» Goal
Transcribe every entry word for word, leaving out all images.

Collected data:
####
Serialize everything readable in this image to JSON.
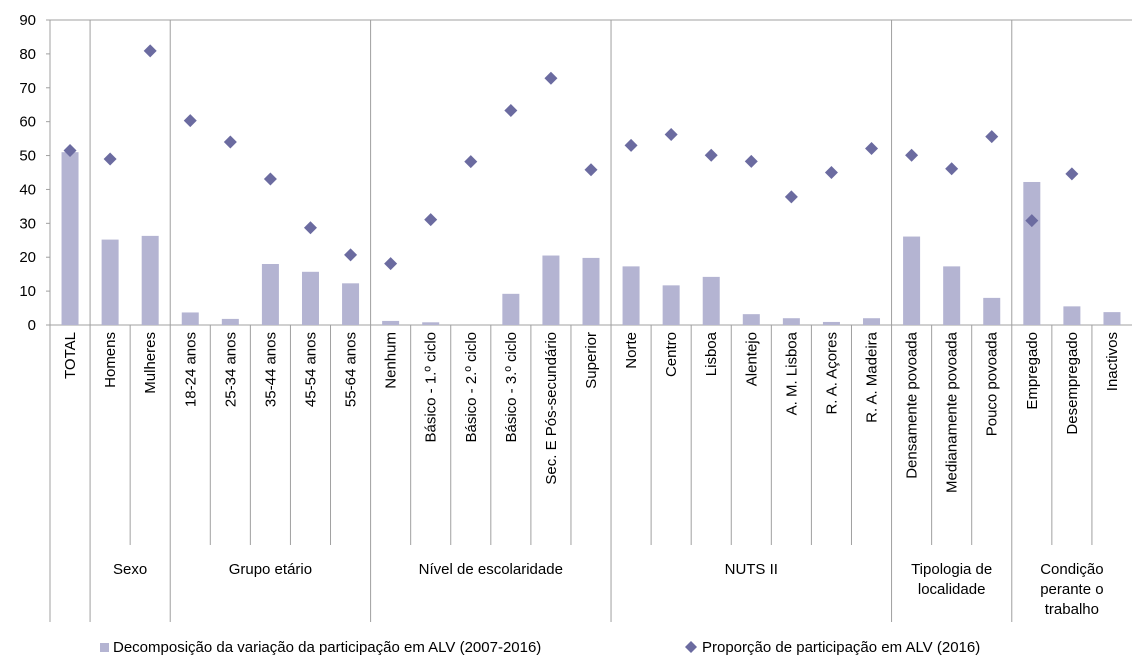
{
  "chart_data": {
    "type": "bar",
    "ylim": [
      0,
      90
    ],
    "yticks": [
      0,
      10,
      20,
      30,
      40,
      50,
      60,
      70,
      80,
      90
    ],
    "grid": false,
    "legend_position": "bottom",
    "categories": [
      "TOTAL",
      "Homens",
      "Mulheres",
      "18-24 anos",
      "25-34 anos",
      "35-44 anos",
      "45-54 anos",
      "55-64 anos",
      "Nenhum",
      "Básico - 1.º ciclo",
      "Básico - 2.º ciclo",
      "Básico - 3.º ciclo",
      "Sec. E Pós-secundário",
      "Superior",
      "Norte",
      "Centro",
      "Lisboa",
      "Alentejo",
      "A. M. Lisboa",
      "R. A. Açores",
      "R. A. Madeira",
      "Densamente povoada",
      "Medianamente povoada",
      "Pouco povoada",
      "Empregado",
      "Desempregado",
      "Inactivos"
    ],
    "groups": [
      {
        "label": [],
        "start": 0,
        "end": 0
      },
      {
        "label": [
          "Sexo"
        ],
        "start": 1,
        "end": 2
      },
      {
        "label": [
          "Grupo etário"
        ],
        "start": 3,
        "end": 7
      },
      {
        "label": [
          "Nível de escolaridade"
        ],
        "start": 8,
        "end": 13
      },
      {
        "label": [
          "NUTS II"
        ],
        "start": 14,
        "end": 20
      },
      {
        "label": [
          "Tipologia de",
          "localidade"
        ],
        "start": 21,
        "end": 23
      },
      {
        "label": [
          "Condição",
          "perante o",
          "trabalho"
        ],
        "start": 24,
        "end": 26
      }
    ],
    "series": [
      {
        "name": "Decomposição da variação da participação em ALV (2007-2016)",
        "type": "bar",
        "color": "#b4b4d2",
        "values": [
          51,
          25.2,
          26.3,
          3.7,
          1.8,
          18,
          15.7,
          12.3,
          1.2,
          0.8,
          0,
          9.2,
          20.5,
          19.8,
          17.3,
          11.7,
          14.2,
          3.2,
          2,
          0.9,
          2,
          26.1,
          17.3,
          8,
          42.2,
          5.5,
          3.8
        ]
      },
      {
        "name": "Proporção de participação em ALV (2016)",
        "type": "scatter",
        "marker": "diamond",
        "color": "#6b6ba0",
        "values": [
          51.5,
          49,
          80.9,
          60.3,
          54,
          43.1,
          28.7,
          20.7,
          18.1,
          31.1,
          48.2,
          63.3,
          72.8,
          45.8,
          53,
          56.2,
          50.1,
          48.3,
          37.8,
          45,
          52.1,
          50.1,
          46.1,
          55.6,
          30.8,
          44.6,
          null
        ]
      }
    ]
  }
}
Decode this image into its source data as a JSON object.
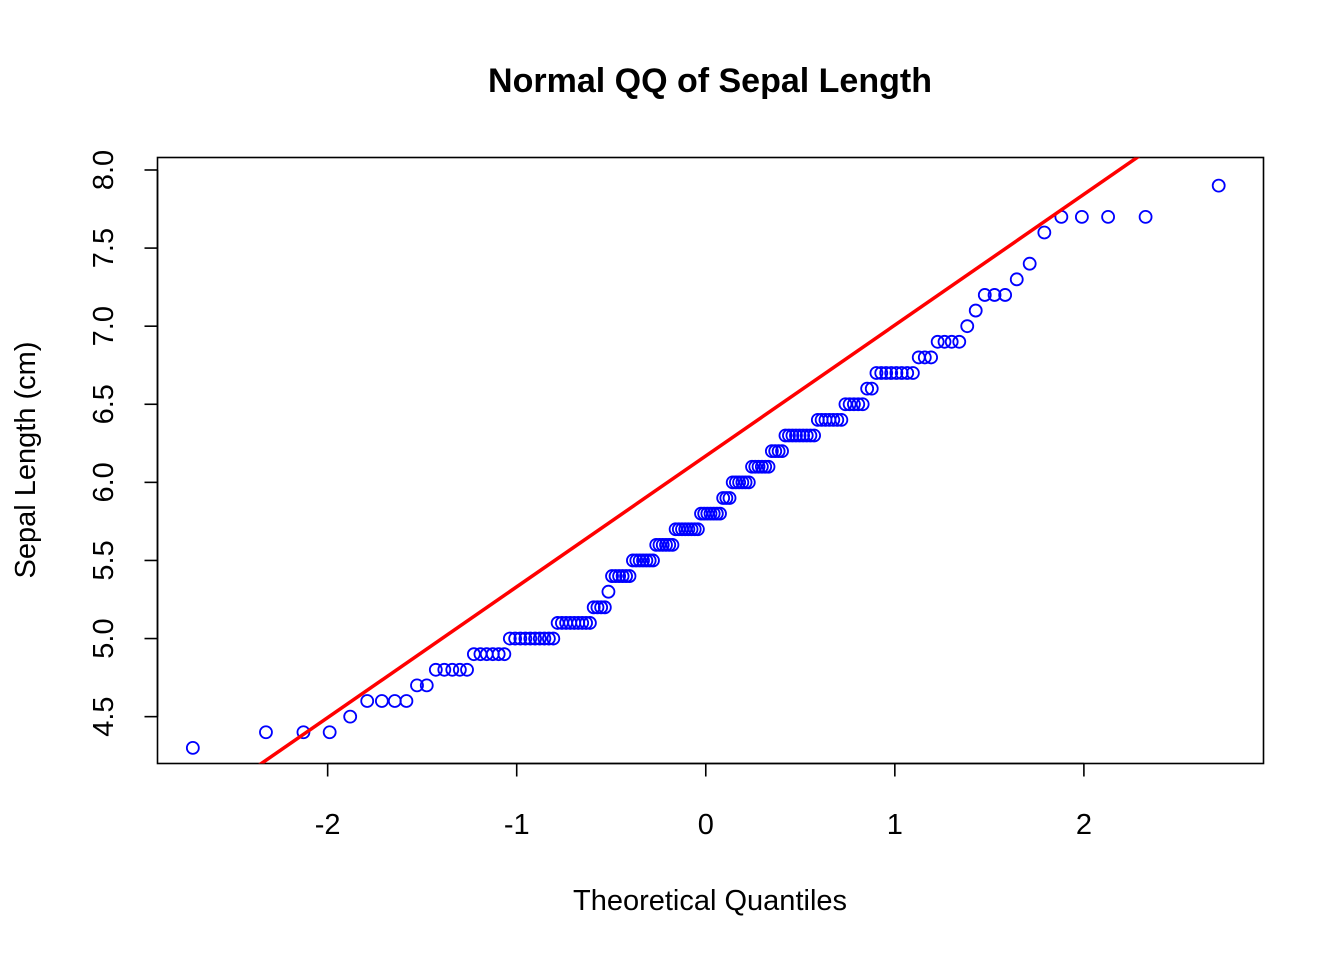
####
» Exercise output
Serialize everything readable in this image to JSON.
{
  "chart_data": {
    "type": "bar",
    "ylim": [
      0,
      90
    ],
    "yticks": [
      0,
      10,
      20,
      30,
      40,
      50,
      60,
      70,
      80,
      90
    ],
    "grid": false,
    "legend_position": "bottom",
    "categories": [
      "TOTAL",
      "Homens",
      "Mulheres",
      "18-24 anos",
      "25-34 anos",
      "35-44 anos",
      "45-54 anos",
      "55-64 anos",
      "Nenhum",
      "Básico - 1.º ciclo",
      "Básico - 2.º ciclo",
      "Básico - 3.º ciclo",
      "Sec. E Pós-secundário",
      "Superior",
      "Norte",
      "Centro",
      "Lisboa",
      "Alentejo",
      "A. M. Lisboa",
      "R. A. Açores",
      "R. A. Madeira",
      "Densamente povoada",
      "Medianamente povoada",
      "Pouco povoada",
      "Empregado",
      "Desempregado",
      "Inactivos"
    ],
    "groups": [
      {
        "label": [],
        "start": 0,
        "end": 0
      },
      {
        "label": [
          "Sexo"
        ],
        "start": 1,
        "end": 2
      },
      {
        "label": [
          "Grupo etário"
        ],
        "start": 3,
        "end": 7
      },
      {
        "label": [
          "Nível de escolaridade"
        ],
        "start": 8,
        "end": 13
      },
      {
        "label": [
          "NUTS II"
        ],
        "start": 14,
        "end": 20
      },
      {
        "label": [
          "Tipologia de",
          "localidade"
        ],
        "start": 21,
        "end": 23
      },
      {
        "label": [
          "Condição",
          "perante o",
          "trabalho"
        ],
        "start": 24,
        "end": 26
      }
    ],
    "series": [
      {
        "name": "Decomposição da variação da participação em ALV (2007-2016)",
        "type": "bar",
        "color": "#b4b4d2",
        "values": [
          51,
          25.2,
          26.3,
          3.7,
          1.8,
          18,
          15.7,
          12.3,
          1.2,
          0.8,
          0,
          9.2,
          20.5,
          19.8,
          17.3,
          11.7,
          14.2,
          3.2,
          2,
          0.9,
          2,
          26.1,
          17.3,
          8,
          42.2,
          5.5,
          3.8
        ]
      },
      {
        "name": "Proporção de participação em ALV (2016)",
        "type": "scatter",
        "marker": "diamond",
        "color": "#6b6ba0",
        "values": [
          51.5,
          49,
          80.9,
          60.3,
          54,
          43.1,
          28.7,
          20.7,
          18.1,
          31.1,
          48.2,
          63.3,
          72.8,
          45.8,
          53,
          56.2,
          50.1,
          48.3,
          37.8,
          45,
          52.1,
          50.1,
          46.1,
          55.6,
          30.8,
          44.6,
          null
        ]
      }
    ]
  }
}
Decode this image into its source data as a JSON object.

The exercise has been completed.